## [Instruction]
Select from the data all lines with the word "rodzin".

══════

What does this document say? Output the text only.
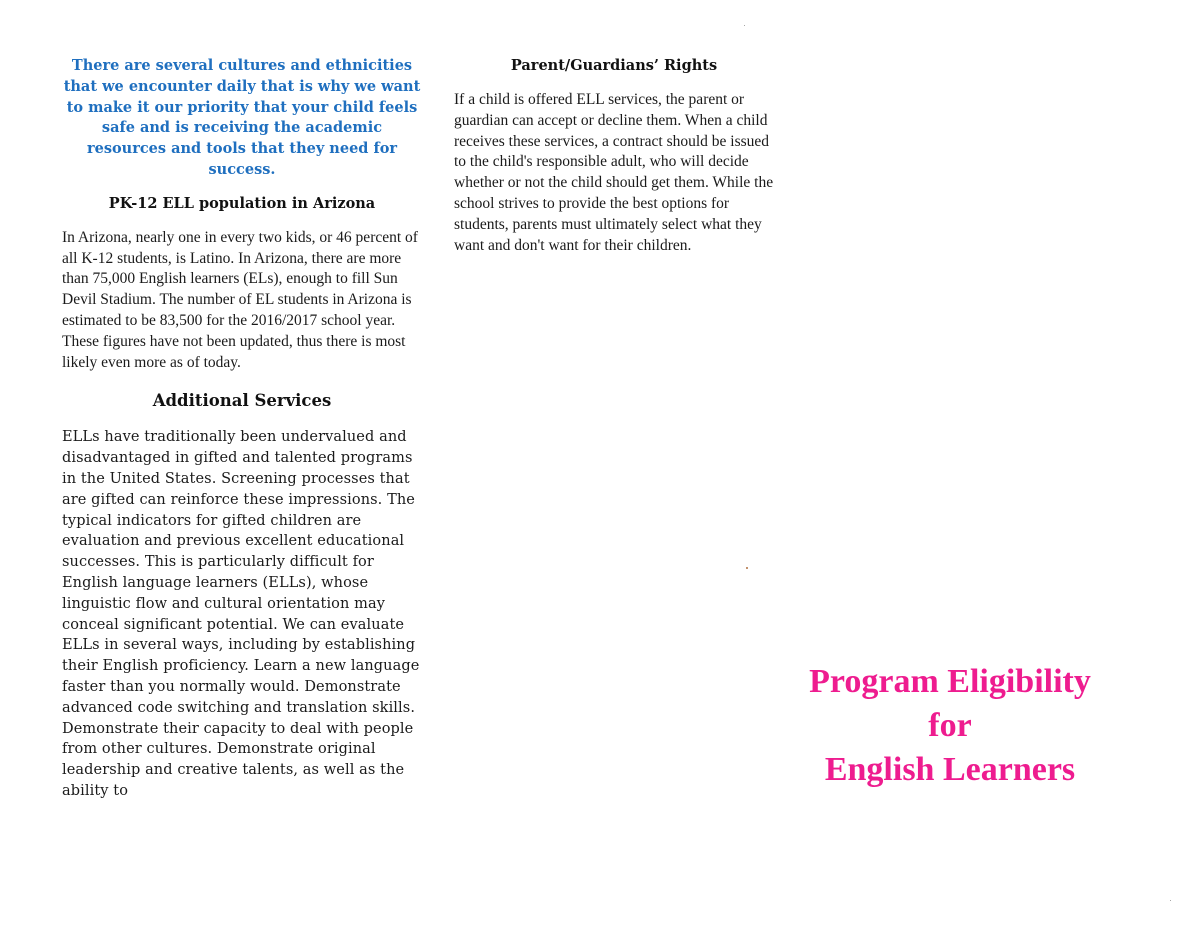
There are several cultures and ethnicities that we encounter daily that is why we want to make it our priority that your child feels safe and is receiving the academic resources and tools that they need for success.

PK-12 ELL population in Arizona

In Arizona, nearly one in every two kids, or 46 percent of all K-12 students, is Latino. In Arizona, there are more than 75,000 English learners (ELs), enough to fill Sun Devil Stadium. The number of EL students in Arizona is estimated to be 83,500 for the 2016/2017 school year. These figures have not been updated, thus there is most likely even more as of today.

Additional Services

ELLs have traditionally been undervalued and disadvantaged in gifted and talented programs in the United States. Screening processes that are gifted can reinforce these impressions. The typical indicators for gifted children are evaluation and previous excellent educational successes. This is particularly difficult for English language learners (ELLs), whose linguistic flow and cultural orientation may conceal significant potential. We can evaluate ELLs in several ways, including by establishing their English proficiency. Learn a new language faster than you normally would. Demonstrate advanced code switching and translation skills. Demonstrate their capacity to deal with people from other cultures. Demonstrate original leadership and creative talents, as well as the ability to

Parent/Guardians’ Rights

If a child is offered ELL services, the parent or guardian can accept or decline them. When a child receives these services, a contract should be issued to the child's responsible adult, who will decide whether or not the child should get them. While the school strives to provide the best options for students, parents must ultimately select what they want and don't want for their children.

Program Eligibility

for

English Learners
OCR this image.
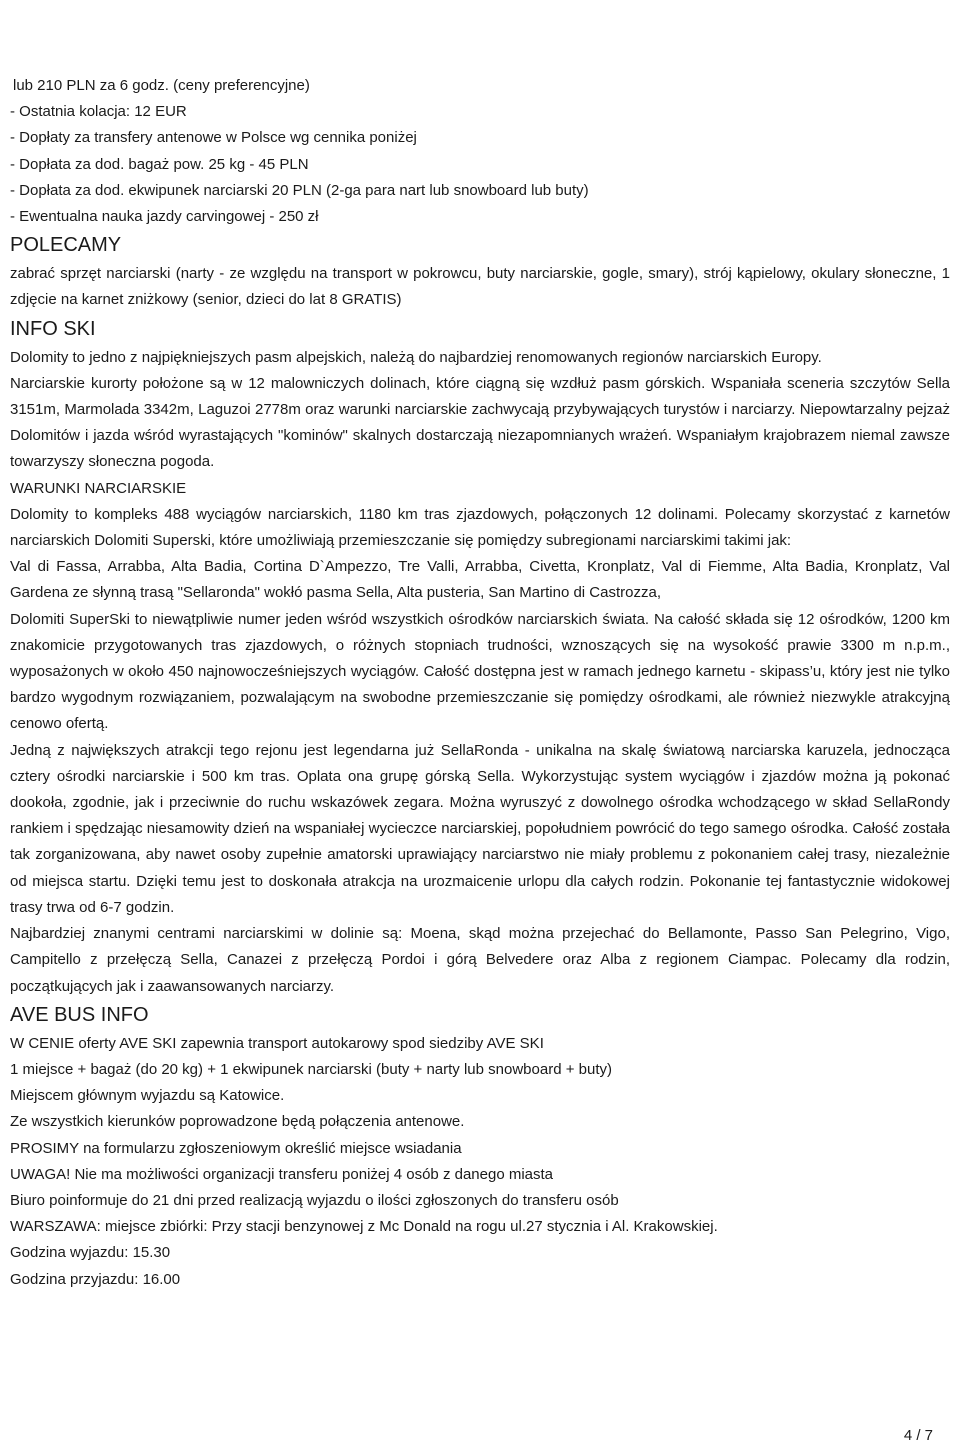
lub 210 PLN za 6 godz. (ceny preferencyjne)

- Ostatnia kolacja: 12 EUR

- Dopłaty za transfery antenowe w Polsce wg cennika poniżej

- Dopłata za dod. bagaż pow. 25 kg - 45 PLN

- Dopłata za dod. ekwipunek narciarski 20 PLN (2-ga para nart lub snowboard lub buty)

- Ewentualna nauka jazdy carvingowej - 250 zł

POLECAMY

zabrać sprzęt narciarski (narty - ze względu na transport w pokrowcu, buty narciarskie, gogle, smary), strój kąpielowy, okulary słoneczne, 1 zdjęcie na karnet zniżkowy (senior, dzieci do lat 8 GRATIS)

INFO SKI

Dolomity to jedno z najpiękniejszych pasm alpejskich, należą do najbardziej renomowanych regionów narciarskich Europy.

Narciarskie kurorty położone są w 12 malowniczych dolinach, które ciągną się wzdłuż pasm górskich. Wspaniała sceneria szczytów Sella 3151m, Marmolada 3342m, Laguzoi 2778m oraz warunki narciarskie zachwycają przybywających turystów i narciarzy. Niepowtarzalny pejzaż Dolomitów i jazda wśród wyrastających "kominów" skalnych dostarczają niezapomnianych wrażeń. Wspaniałym krajobrazem niemal zawsze towarzyszy słoneczna pogoda.

WARUNKI NARCIARSKIE

Dolomity to kompleks 488 wyciągów narciarskich, 1180 km tras zjazdowych, połączonych 12 dolinami. Polecamy skorzystać z karnetów narciarskich Dolomiti Superski, które umożliwiają przemieszczanie się pomiędzy subregionami narciarskimi takimi jak:

Val di Fassa, Arrabba, Alta Badia, Cortina D`Ampezzo, Tre Valli, Arrabba, Civetta, Kronplatz, Val di Fiemme, Alta Badia, Kronplatz, Val Gardena ze słynną trasą "Sellaronda" wokłó pasma Sella, Alta pusteria, San Martino di Castrozza,

Dolomiti SuperSki to niewątpliwie numer jeden wśród wszystkich ośrodków narciarskich świata. Na całość składa się 12 ośrodków, 1200 km znakomicie przygotowanych tras zjazdowych, o różnych stopniach trudności, wznoszących się na wysokość prawie 3300 m n.p.m., wyposażonych w około 450 najnowocześniejszych wyciągów. Całość dostępna jest w ramach jednego karnetu - skipass’u, który jest nie tylko bardzo wygodnym rozwiązaniem, pozwalającym na swobodne przemieszczanie się pomiędzy ośrodkami, ale również niezwykle atrakcyjną cenowo ofertą.

Jedną z największych atrakcji tego rejonu jest legendarna już SellaRonda - unikalna na skalę światową narciarska karuzela, jednocząca cztery ośrodki narciarskie i 500 km tras. Oplata ona grupę górską Sella. Wykorzystując system wyciągów i zjazdów można ją pokonać dookoła, zgodnie, jak i przeciwnie do ruchu wskazówek zegara. Można wyruszyć z dowolnego ośrodka wchodzącego w skład SellaRondy rankiem i spędzając niesamowity dzień na wspaniałej wycieczce narciarskiej, popołudniem powrócić do tego samego ośrodka. Całość została tak zorganizowana, aby nawet osoby zupełnie amatorski uprawiający narciarstwo nie miały problemu z pokonaniem całej trasy, niezależnie od miejsca startu. Dzięki temu jest to doskonała atrakcja na urozmaicenie urlopu dla całych rodzin. Pokonanie tej fantastycznie widokowej trasy trwa od 6-7 godzin.

Najbardziej znanymi centrami narciarskimi w dolinie są: Moena, skąd można przejechać do Bellamonte, Passo San Pelegrino, Vigo, Campitello z przełęczą Sella, Canazei z przełęczą Pordoi i górą Belvedere oraz Alba z regionem Ciampac. Polecamy dla rodzin, początkujących jak i zaawansowanych narciarzy.

AVE BUS INFO

W CENIE oferty AVE SKI zapewnia transport autokarowy spod siedziby AVE SKI

1 miejsce + bagaż (do 20 kg) + 1 ekwipunek narciarski (buty + narty lub snowboard + buty)

Miejscem głównym wyjazdu są Katowice.

Ze wszystkich kierunków poprowadzone będą połączenia antenowe.

PROSIMY na formularzu zgłoszeniowym określić miejsce wsiadania

UWAGA! Nie ma możliwości organizacji transferu poniżej 4 osób z danego miasta

Biuro poinformuje do 21 dni przed realizacją wyjazdu o ilości zgłoszonych do transferu osób

WARSZAWA: miejsce zbiórki: Przy stacji benzynowej z Mc Donald na rogu ul.27 stycznia i Al. Krakowskiej.

Godzina wyjazdu: 15.30

Godzina przyjazdu: 16.00

4 / 7
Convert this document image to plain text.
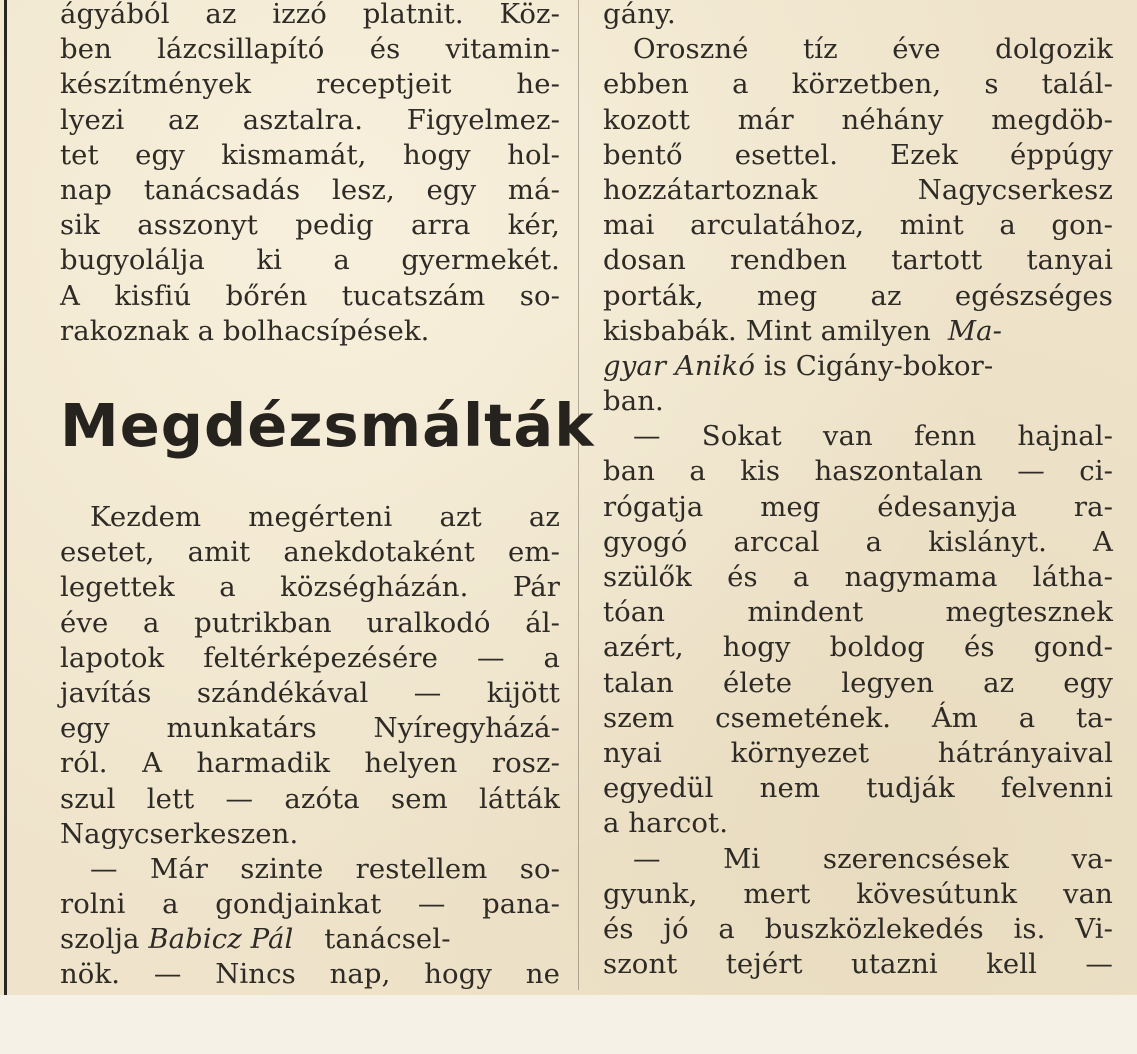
ágyából az izzó platnit. Köz-
ben lázcsillapító és vitamin-
készítmények receptjeit he-
lyezi az asztalra. Figyelmez-
tet egy kismamát, hogy hol-
nap tanácsadás lesz, egy má-
sik asszonyt pedig arra kér,
bugyolálja ki a gyermekét.
A kisfiú bőrén tucatszám so-
rakoznak a bolhacsípések.
Megdézsmálták
Kezdem megérteni azt az
esetet, amit anekdotaként em-
legettek a községházán. Pár
éve a putrikban uralkodó ál-
lapotok feltérképezésére — a
javítás szándékával — kijött
egy munkatárs Nyíregyházá-
ról. A harmadik helyen rosz-
szul lett — azóta sem látták
Nagycserkeszen.
— Már szinte restellem so-
rolni a gondjainkat — pana-
szolja Babicz Pál tanácsel-
nök. — Nincs nap, hogy ne
gány.
Oroszné tíz éve dolgozik
ebben a körzetben, s talál-
kozott már néhány megdöb-
bentő esettel. Ezek éppúgy
hozzátartoznak Nagycserkesz
mai arculatához, mint a gon-
dosan rendben tartott tanyai
porták, meg az egészséges
kisbabák. Mint amilyen Ma-
gyar Anikó is Cigány-bokor-
ban.
— Sokat van fenn hajnal-
ban a kis haszontalan — ci-
rógatja meg édesanyja ra-
gyogó arccal a kislányt. A
szülők és a nagymama látha-
tóan mindent megtesznek
azért, hogy boldog és gond-
talan élete legyen az egy
szem csemetének. Ám a ta-
nyai környezet hátrányaival
egyedül nem tudják felvenni
a harcot.
— Mi szerencsések va-
gyunk, mert kövesútunk van
és jó a buszközlekedés is. Vi-
szont tejért utazni kell —
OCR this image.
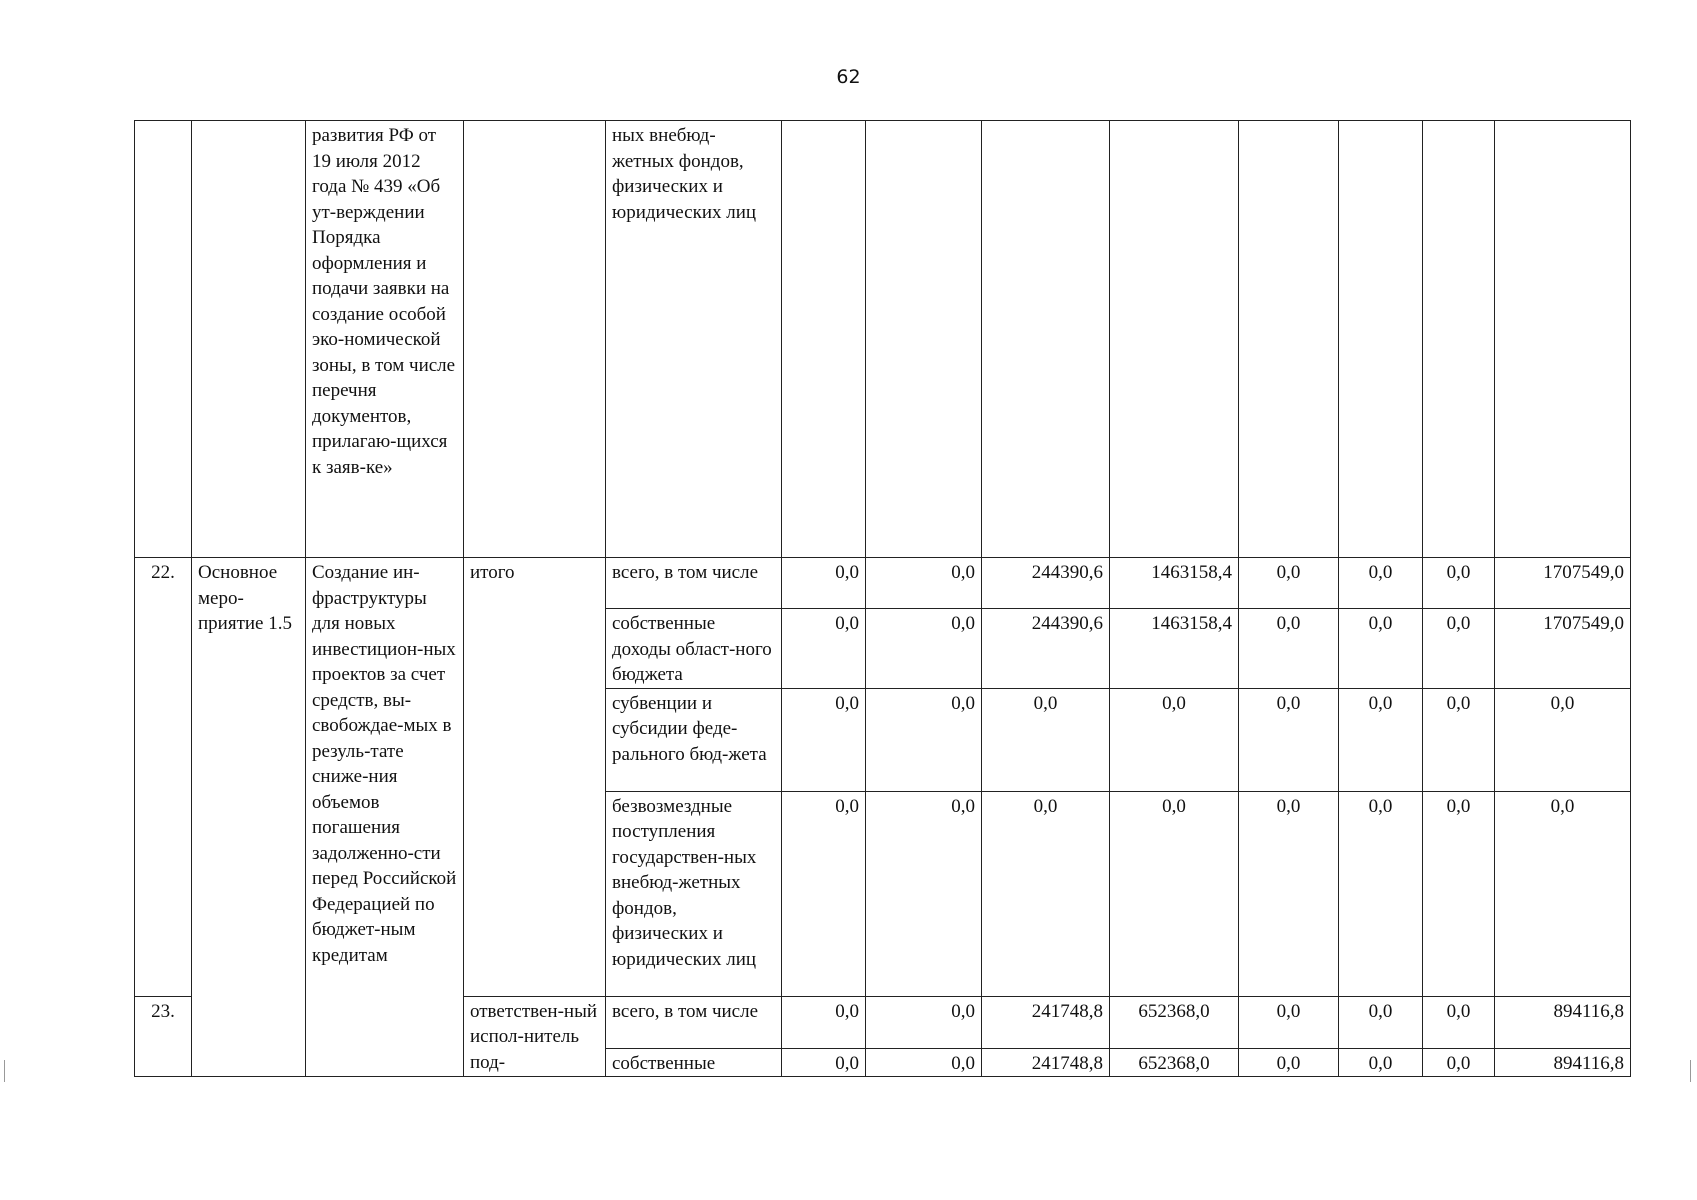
62
		развития РФ от 19 июля 2012 года № 439 «Об ут-верждении Порядка оформления и подачи заявки на создание особой эко-номической зоны, в том числе перечня документов, прилагаю-щихся к заяв-ке»		ных внебюд-жетных фондов, физических и юридических лиц								
22.	Основное меро-приятие 1.5	Создание ин-фраструктуры для новых инвестицион-ных проектов за счет средств, вы-свобождае-мых в резуль-тате сниже-ния объемов погашения задолженно-сти перед Российской Федерацией по бюджет-ным кредитам	итого	всего, в том числе	0,0	0,0	244390,6	1463158,4	0,0	0,0	0,0	1707549,0
				собственные доходы област-ного бюджета	0,0	0,0	244390,6	1463158,4	0,0	0,0	0,0	1707549,0
				субвенции и субсидии феде-рального бюд-жета	0,0	0,0	0,0	0,0	0,0	0,0	0,0	0,0
				безвозмездные поступления государствен-ных внебюд-жетных фондов, физических и юридических лиц	0,0	0,0	0,0	0,0	0,0	0,0	0,0	0,0
23.			ответствен-ный испол-нитель под-	всего, в том числе	0,0	0,0	241748,8	652368,0	0,0	0,0	0,0	894116,8
				собственные	0,0	0,0	241748,8	652368,0	0,0	0,0	0,0	894116,8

══════

## [Output for this task]
Jedną z największych atrakcji tego rejonu jest legendarna już SellaRonda - unikalna na skalę światową narciarska karuzela, jednocząca cztery ośrodki narciarskie i 500 km tras. Oplata ona grupę górską Sella. Wykorzystując system wyciągów i zjazdów można ją pokonać dookoła, zgodnie, jak i przeciwnie do ruchu wskazówek zegara. Można wyruszyć z dowolnego ośrodka wchodzącego w skład SellaRondy rankiem i spędzając niesamowity dzień na wspaniałej wycieczce narciarskiej, popołudniem powrócić do tego samego ośrodka. Całość została tak zorganizowana, aby nawet osoby zupełnie amatorski uprawiający narciarstwo nie miały problemu z pokonaniem całej trasy, niezależnie od miejsca startu. Dzięki temu jest to doskonała atrakcja na urozmaicenie urlopu dla całych rodzin. Pokonanie tej fantastycznie widokowej trasy trwa od 6-7 godzin.
Najbardziej znanymi centrami narciarskimi w dolinie są: Moena, skąd można przejechać do Bellamonte, Passo San Pelegrino, Vigo, Campitello z przełęczą Sella, Canazei z przełęczą Pordoi i górą Belvedere oraz Alba z regionem Ciampac. Polecamy dla rodzin, początkujących jak i zaawansowanych narciarzy.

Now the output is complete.